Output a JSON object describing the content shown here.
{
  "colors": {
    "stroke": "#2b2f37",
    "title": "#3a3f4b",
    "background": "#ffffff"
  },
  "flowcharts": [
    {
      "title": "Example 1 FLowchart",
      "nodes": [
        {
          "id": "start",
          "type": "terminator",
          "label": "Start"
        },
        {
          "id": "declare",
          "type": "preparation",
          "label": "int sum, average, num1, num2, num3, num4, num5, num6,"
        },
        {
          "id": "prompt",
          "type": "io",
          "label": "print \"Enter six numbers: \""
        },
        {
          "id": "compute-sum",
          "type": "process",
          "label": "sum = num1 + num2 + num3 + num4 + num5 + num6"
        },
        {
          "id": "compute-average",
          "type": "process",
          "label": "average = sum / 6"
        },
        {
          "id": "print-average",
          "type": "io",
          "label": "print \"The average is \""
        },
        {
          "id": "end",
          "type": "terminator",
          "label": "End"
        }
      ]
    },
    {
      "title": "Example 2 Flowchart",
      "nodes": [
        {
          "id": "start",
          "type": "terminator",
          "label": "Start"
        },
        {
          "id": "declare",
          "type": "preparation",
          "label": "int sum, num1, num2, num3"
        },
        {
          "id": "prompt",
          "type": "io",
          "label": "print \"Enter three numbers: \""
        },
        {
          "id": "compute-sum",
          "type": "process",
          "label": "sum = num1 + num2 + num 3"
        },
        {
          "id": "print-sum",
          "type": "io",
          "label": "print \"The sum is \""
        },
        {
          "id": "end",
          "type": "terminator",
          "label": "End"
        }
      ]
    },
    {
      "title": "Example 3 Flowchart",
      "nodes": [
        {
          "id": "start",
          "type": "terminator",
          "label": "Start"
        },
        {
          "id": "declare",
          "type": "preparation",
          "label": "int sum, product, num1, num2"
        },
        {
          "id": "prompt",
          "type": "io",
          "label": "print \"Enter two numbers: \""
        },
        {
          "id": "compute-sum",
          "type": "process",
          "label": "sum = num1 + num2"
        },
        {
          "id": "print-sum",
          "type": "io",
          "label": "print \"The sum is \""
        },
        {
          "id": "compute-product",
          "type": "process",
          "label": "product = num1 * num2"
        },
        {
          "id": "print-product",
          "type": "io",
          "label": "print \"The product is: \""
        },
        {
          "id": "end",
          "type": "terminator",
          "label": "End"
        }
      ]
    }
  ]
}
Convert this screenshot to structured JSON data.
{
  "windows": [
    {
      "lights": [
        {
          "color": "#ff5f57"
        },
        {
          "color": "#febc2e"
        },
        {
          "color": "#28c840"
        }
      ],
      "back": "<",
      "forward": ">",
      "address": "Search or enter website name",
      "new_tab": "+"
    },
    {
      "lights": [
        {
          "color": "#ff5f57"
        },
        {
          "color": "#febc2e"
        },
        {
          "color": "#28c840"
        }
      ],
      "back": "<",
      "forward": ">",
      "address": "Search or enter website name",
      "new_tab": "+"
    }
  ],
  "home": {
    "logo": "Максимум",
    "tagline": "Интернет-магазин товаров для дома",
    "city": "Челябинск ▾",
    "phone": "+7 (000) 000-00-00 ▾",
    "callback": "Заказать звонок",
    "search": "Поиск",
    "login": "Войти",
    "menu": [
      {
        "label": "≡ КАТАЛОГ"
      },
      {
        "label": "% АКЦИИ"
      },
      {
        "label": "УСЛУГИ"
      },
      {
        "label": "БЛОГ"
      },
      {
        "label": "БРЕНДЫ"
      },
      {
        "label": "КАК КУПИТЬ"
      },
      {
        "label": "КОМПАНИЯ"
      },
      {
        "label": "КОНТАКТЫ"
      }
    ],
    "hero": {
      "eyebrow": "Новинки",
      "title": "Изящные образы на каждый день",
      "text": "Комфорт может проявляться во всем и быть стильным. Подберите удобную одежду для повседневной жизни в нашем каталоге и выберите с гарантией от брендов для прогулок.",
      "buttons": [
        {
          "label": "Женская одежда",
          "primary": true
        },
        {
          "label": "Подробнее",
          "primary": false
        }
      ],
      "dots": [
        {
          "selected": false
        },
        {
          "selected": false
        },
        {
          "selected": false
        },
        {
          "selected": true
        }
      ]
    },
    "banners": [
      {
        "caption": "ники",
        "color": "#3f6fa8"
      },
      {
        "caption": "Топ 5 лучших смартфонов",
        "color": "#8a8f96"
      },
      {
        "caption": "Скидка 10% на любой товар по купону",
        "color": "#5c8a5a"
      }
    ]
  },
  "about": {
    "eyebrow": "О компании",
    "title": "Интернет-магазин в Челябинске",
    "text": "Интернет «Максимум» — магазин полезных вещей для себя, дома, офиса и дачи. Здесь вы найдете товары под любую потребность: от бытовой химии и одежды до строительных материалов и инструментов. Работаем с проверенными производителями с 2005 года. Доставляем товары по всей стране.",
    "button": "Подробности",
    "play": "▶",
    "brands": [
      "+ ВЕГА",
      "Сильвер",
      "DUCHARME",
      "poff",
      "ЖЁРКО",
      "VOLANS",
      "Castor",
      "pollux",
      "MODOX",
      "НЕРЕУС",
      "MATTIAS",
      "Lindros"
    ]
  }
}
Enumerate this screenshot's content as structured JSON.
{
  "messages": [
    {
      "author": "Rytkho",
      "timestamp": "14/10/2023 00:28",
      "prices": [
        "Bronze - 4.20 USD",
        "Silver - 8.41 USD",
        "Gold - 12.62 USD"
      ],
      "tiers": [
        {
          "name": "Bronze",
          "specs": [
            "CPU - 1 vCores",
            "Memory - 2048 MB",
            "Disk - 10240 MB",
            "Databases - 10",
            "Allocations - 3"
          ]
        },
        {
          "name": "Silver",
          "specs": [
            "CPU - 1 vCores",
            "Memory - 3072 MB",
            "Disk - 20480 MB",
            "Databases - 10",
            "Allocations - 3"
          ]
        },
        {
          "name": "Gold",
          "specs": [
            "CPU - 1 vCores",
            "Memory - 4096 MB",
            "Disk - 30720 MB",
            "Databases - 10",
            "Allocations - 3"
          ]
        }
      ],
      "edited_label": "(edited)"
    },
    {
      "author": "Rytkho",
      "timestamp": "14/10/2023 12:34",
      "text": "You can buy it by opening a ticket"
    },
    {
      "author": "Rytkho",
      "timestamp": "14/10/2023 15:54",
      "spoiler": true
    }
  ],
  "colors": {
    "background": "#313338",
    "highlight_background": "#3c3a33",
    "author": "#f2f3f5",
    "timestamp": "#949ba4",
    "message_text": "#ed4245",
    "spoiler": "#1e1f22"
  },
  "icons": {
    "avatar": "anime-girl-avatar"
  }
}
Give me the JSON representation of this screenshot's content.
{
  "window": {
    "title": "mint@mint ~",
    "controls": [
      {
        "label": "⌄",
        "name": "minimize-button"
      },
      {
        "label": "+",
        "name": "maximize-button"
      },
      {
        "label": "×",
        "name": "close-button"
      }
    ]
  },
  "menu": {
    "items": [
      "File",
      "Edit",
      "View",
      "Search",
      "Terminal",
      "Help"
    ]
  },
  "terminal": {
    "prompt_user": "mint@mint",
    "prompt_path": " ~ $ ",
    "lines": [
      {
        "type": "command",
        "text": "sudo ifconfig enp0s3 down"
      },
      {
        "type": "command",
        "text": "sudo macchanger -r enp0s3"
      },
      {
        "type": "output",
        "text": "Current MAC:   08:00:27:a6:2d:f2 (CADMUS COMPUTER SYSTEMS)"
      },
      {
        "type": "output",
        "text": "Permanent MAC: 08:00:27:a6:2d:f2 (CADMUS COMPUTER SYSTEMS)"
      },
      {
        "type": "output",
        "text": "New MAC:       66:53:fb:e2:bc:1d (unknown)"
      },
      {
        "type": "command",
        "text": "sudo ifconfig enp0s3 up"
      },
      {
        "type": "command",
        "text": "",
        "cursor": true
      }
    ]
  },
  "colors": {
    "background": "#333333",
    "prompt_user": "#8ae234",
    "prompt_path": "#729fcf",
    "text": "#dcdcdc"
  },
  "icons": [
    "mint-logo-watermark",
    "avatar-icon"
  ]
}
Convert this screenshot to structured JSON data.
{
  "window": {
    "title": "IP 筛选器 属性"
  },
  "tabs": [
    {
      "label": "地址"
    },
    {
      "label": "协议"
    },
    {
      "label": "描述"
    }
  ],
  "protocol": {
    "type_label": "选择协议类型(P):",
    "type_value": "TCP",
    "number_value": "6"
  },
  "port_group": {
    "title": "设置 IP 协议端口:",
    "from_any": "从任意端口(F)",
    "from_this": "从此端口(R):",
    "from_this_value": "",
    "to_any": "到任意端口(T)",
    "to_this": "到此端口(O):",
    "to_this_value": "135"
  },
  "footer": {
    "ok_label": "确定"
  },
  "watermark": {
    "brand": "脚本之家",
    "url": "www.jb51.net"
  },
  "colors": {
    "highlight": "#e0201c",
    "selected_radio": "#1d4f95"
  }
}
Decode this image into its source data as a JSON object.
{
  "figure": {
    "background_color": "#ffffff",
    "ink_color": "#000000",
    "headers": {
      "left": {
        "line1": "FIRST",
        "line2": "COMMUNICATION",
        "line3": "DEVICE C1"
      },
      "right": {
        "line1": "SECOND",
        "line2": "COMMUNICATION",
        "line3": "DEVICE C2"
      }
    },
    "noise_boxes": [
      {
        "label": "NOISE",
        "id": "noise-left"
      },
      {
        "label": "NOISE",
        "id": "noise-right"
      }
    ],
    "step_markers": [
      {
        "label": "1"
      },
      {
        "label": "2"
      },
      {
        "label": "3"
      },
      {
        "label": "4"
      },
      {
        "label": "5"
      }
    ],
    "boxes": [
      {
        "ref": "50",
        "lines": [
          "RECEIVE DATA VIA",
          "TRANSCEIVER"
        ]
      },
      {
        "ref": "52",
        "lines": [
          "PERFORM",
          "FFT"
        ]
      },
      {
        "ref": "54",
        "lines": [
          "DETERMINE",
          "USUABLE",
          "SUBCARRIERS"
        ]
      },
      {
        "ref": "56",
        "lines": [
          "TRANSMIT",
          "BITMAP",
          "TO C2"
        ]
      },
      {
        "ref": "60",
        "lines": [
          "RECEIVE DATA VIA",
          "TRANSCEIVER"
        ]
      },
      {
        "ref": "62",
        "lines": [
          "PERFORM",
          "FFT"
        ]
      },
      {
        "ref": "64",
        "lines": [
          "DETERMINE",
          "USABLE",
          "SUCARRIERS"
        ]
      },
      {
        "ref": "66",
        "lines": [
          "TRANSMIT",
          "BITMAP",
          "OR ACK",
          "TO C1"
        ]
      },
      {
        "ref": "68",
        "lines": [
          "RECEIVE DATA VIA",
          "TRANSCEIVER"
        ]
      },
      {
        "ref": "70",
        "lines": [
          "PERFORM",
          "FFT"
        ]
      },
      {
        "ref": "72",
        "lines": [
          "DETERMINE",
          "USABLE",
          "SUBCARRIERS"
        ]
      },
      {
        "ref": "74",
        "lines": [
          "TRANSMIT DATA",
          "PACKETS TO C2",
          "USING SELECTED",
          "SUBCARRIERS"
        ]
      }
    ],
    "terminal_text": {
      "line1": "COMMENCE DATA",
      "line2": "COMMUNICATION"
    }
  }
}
◆ ◆ ◆ ◆
> _AIM_:
Say how many lines contain "screenshot", and give nothing but that number.

> _WORKED ANSWER_:
4